[Given task] Identify the lines that include the word "Pascasarjana", then copy all of them.

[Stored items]
....
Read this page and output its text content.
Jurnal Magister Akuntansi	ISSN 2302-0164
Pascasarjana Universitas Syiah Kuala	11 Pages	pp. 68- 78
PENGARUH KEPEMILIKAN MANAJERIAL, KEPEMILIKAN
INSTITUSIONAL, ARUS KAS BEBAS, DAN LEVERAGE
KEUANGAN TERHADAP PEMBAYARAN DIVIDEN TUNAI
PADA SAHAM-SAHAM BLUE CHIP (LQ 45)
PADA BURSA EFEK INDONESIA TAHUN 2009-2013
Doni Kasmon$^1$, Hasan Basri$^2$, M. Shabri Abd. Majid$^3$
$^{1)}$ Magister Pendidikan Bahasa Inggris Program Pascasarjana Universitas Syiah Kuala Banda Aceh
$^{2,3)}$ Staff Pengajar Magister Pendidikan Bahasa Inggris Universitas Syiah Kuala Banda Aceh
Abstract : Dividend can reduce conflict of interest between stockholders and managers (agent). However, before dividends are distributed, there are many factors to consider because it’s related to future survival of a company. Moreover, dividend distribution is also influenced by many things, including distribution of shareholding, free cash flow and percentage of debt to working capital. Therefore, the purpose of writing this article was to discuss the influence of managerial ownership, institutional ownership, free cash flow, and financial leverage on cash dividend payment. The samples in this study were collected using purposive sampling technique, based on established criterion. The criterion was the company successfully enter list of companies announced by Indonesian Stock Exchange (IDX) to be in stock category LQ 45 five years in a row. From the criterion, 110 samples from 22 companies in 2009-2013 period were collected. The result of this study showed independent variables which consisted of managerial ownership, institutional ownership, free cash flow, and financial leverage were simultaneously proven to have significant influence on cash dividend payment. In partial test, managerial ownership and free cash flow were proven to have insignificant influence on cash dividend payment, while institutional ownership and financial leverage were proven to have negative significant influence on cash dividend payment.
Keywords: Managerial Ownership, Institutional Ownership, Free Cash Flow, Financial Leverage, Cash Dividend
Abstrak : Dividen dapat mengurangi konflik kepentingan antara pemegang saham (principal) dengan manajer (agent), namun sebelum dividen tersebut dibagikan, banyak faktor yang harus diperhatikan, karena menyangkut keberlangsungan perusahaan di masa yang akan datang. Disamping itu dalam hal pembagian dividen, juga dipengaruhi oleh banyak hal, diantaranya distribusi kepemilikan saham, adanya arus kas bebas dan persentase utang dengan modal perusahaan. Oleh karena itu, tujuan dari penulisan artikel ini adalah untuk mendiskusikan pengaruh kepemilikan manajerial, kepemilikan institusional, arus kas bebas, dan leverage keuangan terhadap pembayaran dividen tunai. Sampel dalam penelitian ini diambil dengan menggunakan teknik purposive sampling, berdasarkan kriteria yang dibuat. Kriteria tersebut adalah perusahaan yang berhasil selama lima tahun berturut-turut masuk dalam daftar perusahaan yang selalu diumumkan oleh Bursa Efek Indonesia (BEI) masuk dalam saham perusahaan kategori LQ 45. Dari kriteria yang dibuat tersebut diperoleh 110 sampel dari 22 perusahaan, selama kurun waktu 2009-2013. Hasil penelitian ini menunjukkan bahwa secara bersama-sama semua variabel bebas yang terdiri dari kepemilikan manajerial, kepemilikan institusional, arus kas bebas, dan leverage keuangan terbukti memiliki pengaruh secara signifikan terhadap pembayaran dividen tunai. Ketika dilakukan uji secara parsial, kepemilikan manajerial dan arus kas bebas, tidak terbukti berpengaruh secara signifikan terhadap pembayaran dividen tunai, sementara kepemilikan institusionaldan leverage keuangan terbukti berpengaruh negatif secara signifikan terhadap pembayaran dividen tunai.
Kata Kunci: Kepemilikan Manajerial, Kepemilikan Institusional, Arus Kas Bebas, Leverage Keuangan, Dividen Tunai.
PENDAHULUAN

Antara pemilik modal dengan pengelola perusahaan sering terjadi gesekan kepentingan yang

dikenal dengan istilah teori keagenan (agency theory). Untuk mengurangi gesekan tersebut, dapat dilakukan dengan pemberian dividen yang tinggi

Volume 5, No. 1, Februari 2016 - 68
....
[Task response]
Pascasarjana Universitas Syiah Kuala	11 Pages	pp. 68- 78
$^{1)}$ Magister Pendidikan Bahasa Inggris Program Pascasarjana Universitas Syiah Kuala Banda Aceh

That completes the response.